[Records from a data source]
---+---
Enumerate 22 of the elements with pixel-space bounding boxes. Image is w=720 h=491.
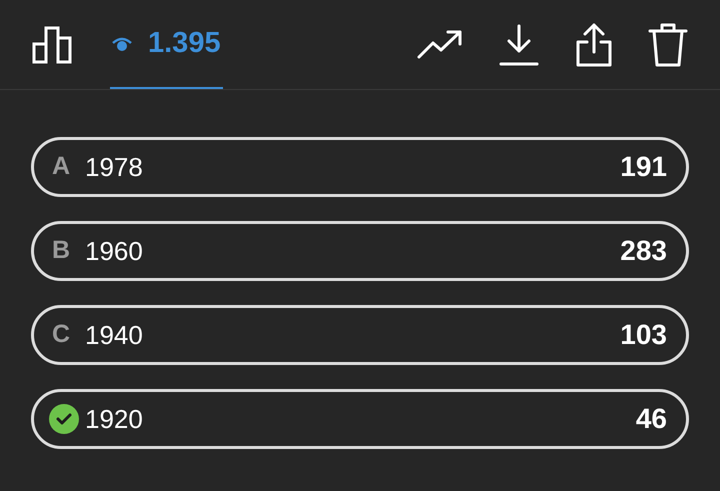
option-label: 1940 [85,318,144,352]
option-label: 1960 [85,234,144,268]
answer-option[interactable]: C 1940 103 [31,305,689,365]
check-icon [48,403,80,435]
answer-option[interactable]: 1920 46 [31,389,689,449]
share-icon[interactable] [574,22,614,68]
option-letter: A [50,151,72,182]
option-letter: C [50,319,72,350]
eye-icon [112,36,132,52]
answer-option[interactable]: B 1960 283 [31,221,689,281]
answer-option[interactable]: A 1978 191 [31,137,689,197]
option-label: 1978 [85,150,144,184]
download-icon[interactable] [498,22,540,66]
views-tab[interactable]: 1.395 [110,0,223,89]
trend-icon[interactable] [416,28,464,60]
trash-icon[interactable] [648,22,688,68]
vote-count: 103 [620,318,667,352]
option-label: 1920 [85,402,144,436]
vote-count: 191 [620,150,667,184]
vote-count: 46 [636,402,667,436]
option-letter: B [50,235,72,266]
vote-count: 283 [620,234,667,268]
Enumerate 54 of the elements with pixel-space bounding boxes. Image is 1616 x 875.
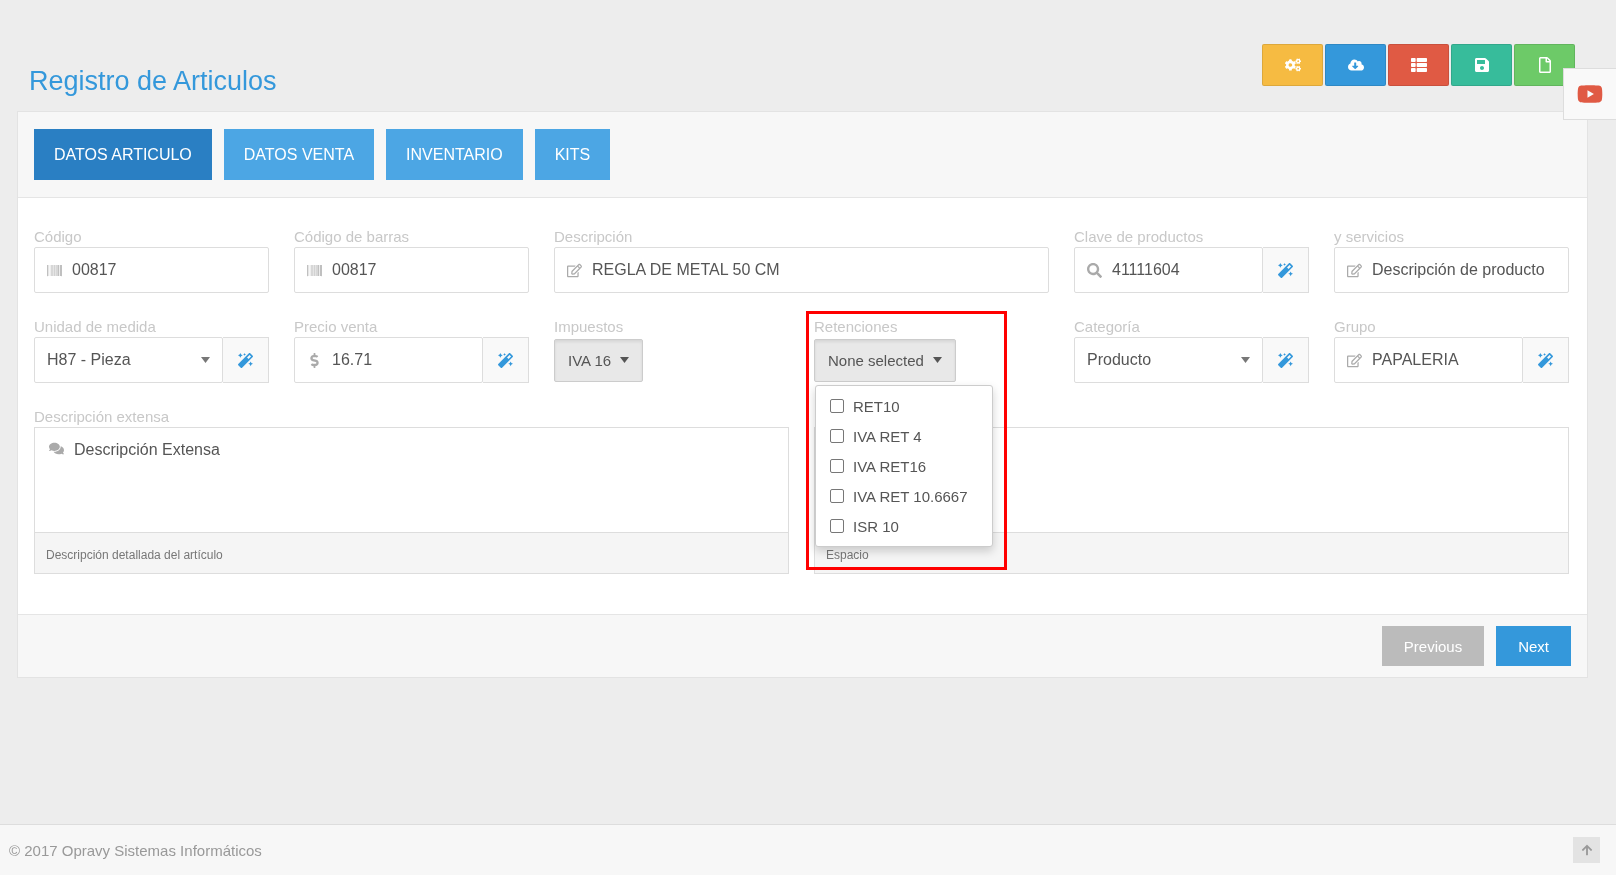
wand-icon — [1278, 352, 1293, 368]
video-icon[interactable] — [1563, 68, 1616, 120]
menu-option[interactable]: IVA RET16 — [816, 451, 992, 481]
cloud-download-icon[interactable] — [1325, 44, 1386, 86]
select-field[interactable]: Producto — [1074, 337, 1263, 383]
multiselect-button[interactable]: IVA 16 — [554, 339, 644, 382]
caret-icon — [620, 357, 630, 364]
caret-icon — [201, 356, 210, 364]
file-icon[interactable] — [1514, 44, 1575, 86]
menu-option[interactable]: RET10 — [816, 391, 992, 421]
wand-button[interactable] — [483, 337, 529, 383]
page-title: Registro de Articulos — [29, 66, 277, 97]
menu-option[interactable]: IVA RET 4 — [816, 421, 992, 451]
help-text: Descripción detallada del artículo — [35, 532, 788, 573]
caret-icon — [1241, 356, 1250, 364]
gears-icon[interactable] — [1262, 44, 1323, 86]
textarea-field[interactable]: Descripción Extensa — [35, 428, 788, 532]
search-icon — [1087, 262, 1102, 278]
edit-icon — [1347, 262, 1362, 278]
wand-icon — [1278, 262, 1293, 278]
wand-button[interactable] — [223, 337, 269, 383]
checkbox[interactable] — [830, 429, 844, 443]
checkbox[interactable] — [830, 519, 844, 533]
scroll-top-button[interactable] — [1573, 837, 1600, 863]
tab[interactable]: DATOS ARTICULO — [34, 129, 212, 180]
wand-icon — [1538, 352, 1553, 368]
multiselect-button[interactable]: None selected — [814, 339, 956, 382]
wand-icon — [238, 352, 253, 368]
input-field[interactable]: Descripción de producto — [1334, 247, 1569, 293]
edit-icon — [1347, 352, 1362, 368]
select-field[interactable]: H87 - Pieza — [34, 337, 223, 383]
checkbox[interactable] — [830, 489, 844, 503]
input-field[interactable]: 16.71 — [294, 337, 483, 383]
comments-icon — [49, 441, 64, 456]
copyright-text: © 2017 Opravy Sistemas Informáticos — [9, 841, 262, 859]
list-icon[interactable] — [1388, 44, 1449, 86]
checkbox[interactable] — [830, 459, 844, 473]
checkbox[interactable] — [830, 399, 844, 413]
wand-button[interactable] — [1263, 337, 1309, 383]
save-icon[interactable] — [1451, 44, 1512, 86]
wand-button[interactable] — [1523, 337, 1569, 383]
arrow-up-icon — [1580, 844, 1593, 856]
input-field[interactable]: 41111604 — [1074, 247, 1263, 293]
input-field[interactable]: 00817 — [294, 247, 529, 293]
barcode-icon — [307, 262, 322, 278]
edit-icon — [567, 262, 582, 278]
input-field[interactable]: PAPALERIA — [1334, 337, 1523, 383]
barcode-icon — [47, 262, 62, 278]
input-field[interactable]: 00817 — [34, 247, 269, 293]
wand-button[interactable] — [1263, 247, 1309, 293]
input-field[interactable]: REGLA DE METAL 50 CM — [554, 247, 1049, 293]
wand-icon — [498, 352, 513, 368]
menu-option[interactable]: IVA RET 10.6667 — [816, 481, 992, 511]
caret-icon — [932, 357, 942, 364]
---+---
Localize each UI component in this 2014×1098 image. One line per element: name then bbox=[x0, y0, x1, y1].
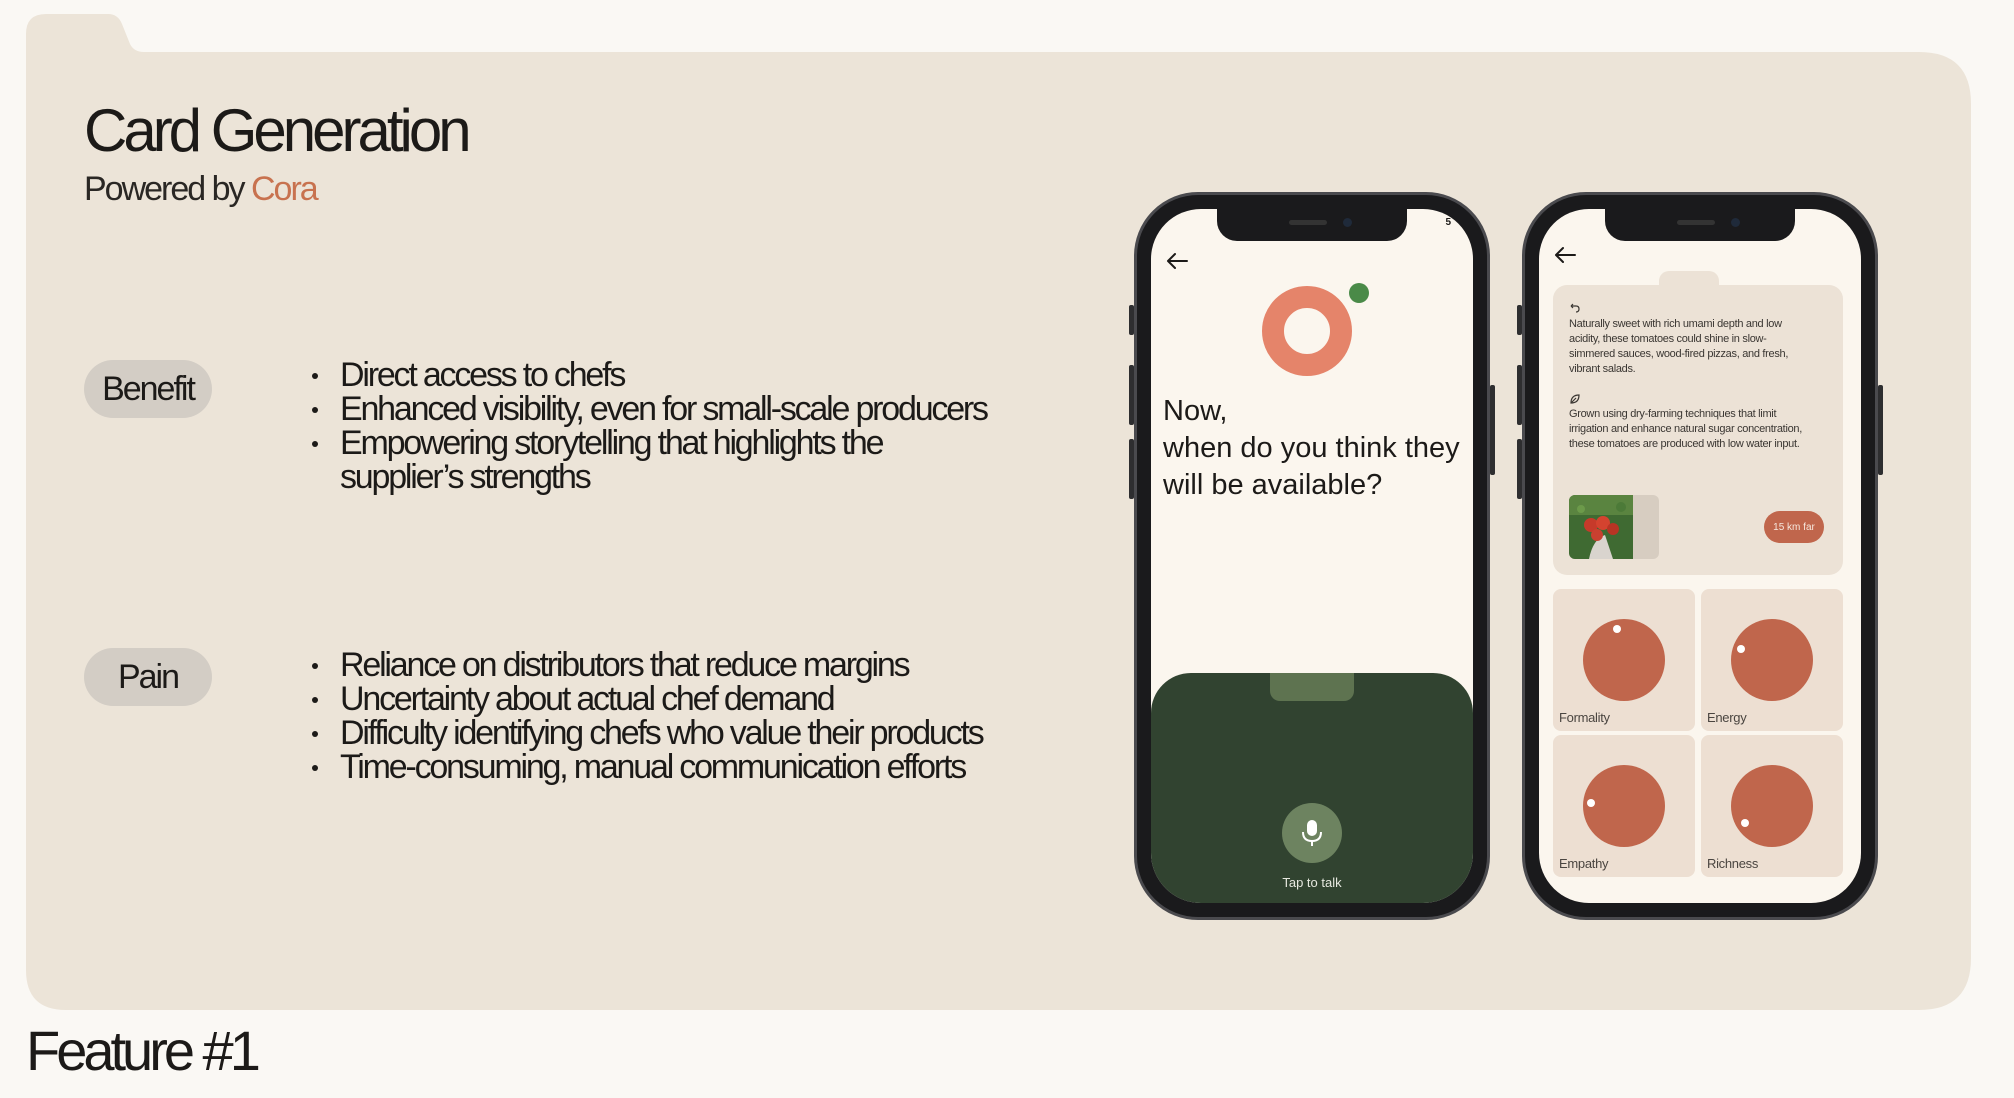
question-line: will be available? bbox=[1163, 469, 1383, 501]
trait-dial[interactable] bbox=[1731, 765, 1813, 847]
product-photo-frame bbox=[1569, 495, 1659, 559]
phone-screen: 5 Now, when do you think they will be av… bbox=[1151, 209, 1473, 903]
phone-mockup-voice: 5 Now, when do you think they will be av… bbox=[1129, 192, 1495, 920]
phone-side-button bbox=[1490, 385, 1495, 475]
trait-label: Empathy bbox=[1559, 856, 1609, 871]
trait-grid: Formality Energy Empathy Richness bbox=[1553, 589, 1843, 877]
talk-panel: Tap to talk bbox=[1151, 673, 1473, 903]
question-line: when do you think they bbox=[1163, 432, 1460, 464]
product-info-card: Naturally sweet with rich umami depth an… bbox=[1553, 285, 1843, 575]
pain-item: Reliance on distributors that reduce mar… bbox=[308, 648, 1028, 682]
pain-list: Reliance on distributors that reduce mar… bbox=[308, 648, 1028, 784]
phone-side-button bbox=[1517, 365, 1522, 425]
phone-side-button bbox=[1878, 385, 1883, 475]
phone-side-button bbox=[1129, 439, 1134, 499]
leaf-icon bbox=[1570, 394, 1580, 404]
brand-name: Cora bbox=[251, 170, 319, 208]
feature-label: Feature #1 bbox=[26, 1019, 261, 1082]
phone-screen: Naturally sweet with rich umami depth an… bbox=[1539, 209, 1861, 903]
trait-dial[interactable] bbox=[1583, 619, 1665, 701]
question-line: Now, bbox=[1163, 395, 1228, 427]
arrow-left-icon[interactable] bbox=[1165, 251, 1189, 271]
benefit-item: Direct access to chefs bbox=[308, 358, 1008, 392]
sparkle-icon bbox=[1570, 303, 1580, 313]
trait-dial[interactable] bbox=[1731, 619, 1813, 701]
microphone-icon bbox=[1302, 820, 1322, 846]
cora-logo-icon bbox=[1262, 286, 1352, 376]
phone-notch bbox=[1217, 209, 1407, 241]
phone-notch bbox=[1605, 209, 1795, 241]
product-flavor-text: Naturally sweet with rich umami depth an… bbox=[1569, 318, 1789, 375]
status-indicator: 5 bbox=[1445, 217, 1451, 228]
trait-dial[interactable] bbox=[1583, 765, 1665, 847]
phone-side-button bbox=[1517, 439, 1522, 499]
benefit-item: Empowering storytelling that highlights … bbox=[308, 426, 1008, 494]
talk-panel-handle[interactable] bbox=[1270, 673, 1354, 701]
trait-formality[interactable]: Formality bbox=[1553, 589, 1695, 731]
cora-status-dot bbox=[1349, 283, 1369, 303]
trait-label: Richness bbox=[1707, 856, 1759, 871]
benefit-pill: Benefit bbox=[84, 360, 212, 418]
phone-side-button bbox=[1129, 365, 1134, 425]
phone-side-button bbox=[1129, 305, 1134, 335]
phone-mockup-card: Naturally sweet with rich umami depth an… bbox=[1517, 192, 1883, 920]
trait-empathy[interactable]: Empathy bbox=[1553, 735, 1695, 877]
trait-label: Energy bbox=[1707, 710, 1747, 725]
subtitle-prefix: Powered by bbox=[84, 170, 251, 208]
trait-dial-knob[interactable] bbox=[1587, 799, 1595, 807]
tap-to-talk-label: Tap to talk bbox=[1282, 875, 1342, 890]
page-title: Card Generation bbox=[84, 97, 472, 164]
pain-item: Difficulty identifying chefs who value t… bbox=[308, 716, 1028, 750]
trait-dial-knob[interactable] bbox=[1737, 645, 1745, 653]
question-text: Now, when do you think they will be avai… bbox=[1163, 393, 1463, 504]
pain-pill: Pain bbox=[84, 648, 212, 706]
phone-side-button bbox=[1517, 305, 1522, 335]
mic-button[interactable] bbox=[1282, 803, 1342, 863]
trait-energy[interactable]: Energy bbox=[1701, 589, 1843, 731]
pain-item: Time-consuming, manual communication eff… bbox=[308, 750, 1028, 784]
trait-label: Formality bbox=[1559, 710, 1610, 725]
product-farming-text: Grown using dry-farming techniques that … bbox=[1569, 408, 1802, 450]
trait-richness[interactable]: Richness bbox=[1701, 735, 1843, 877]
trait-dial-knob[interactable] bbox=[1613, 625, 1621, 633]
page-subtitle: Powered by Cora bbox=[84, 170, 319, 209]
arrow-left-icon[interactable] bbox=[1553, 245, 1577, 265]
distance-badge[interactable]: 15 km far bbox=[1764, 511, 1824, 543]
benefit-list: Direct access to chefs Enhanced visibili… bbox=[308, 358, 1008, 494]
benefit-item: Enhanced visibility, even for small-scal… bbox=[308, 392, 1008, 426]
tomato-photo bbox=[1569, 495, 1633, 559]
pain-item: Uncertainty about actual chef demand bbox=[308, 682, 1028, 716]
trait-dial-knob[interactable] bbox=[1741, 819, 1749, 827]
---+---
● PROBLEM TO SOLVE
Please repeat the lines of the material exactly, beginning at the line that contains "option-label: 1940 [85,318,144,352]" and stopping after the line that contains "download-icon[interactable] [498,22,540,66]".

● RESULT
option-label: 1940 [85,318,144,352]
option-label: 1960 [85,234,144,268]
answer-option[interactable]: C 1940 103 [31,305,689,365]
check-icon [48,403,80,435]
answer-option[interactable]: 1920 46 [31,389,689,449]
share-icon[interactable] [574,22,614,68]
option-letter: A [50,151,72,182]
option-letter: C [50,319,72,350]
eye-icon [112,36,132,52]
answer-option[interactable]: B 1960 283 [31,221,689,281]
answer-option[interactable]: A 1978 191 [31,137,689,197]
option-label: 1978 [85,150,144,184]
download-icon[interactable] [498,22,540,66]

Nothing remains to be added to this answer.